Data tied to figure images:
* * *

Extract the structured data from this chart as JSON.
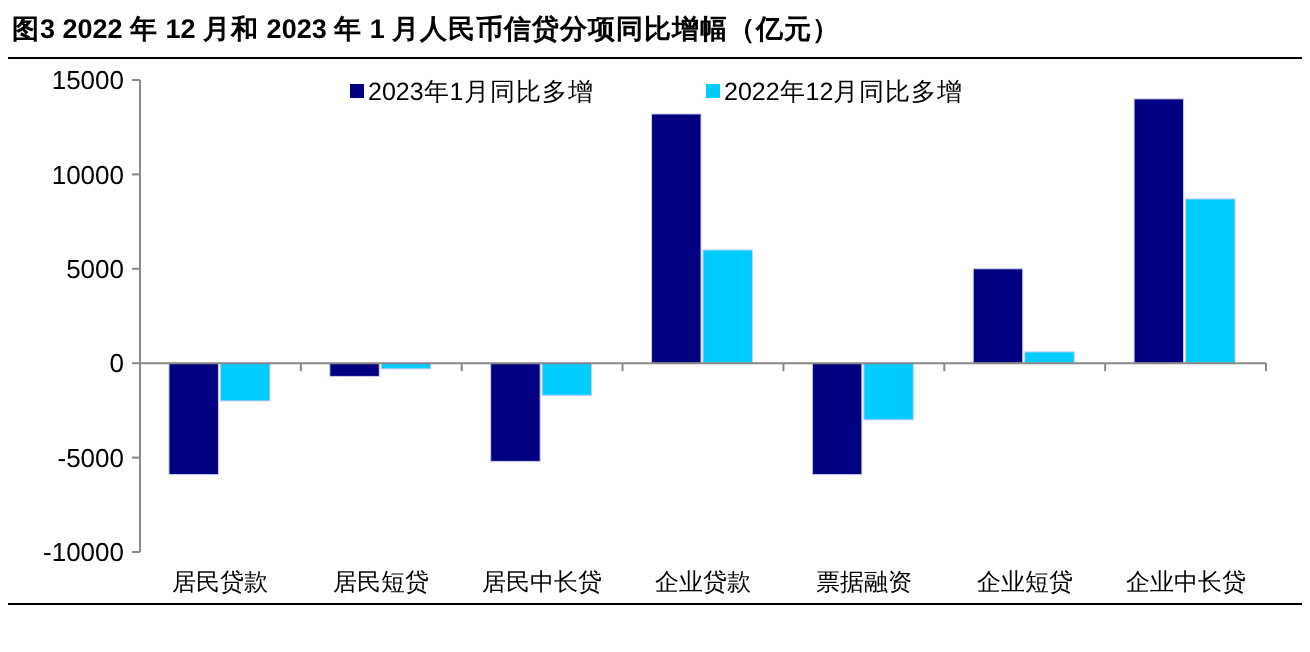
{
  "chart_data": {
    "type": "bar",
    "title": "图3  2022 年 12 月和 2023 年 1 月人民币信贷分项同比增幅（亿元）",
    "categories": [
      "居民贷款",
      "居民短贷",
      "居民中长贷",
      "企业贷款",
      "票据融资",
      "企业短贷",
      "企业中长贷"
    ],
    "series": [
      {
        "name": "2023年1月同比多增",
        "color": "#000080",
        "values": [
          -5900,
          -700,
          -5200,
          13200,
          -5900,
          5000,
          14000
        ]
      },
      {
        "name": "2022年12月同比多增",
        "color": "#00ccff",
        "values": [
          -2000,
          -300,
          -1700,
          6000,
          -3000,
          600,
          8700
        ]
      }
    ],
    "ylim": [
      -10000,
      15000
    ],
    "yticks": [
      -10000,
      -5000,
      0,
      5000,
      10000,
      15000
    ],
    "legend": "top"
  }
}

* * *

STATED GOAL -
Pull out all lines from the entries above that include the word "name".

RESPONSE -
        "name": "2023年1月同比多增",
        "name": "2022年12月同比多增",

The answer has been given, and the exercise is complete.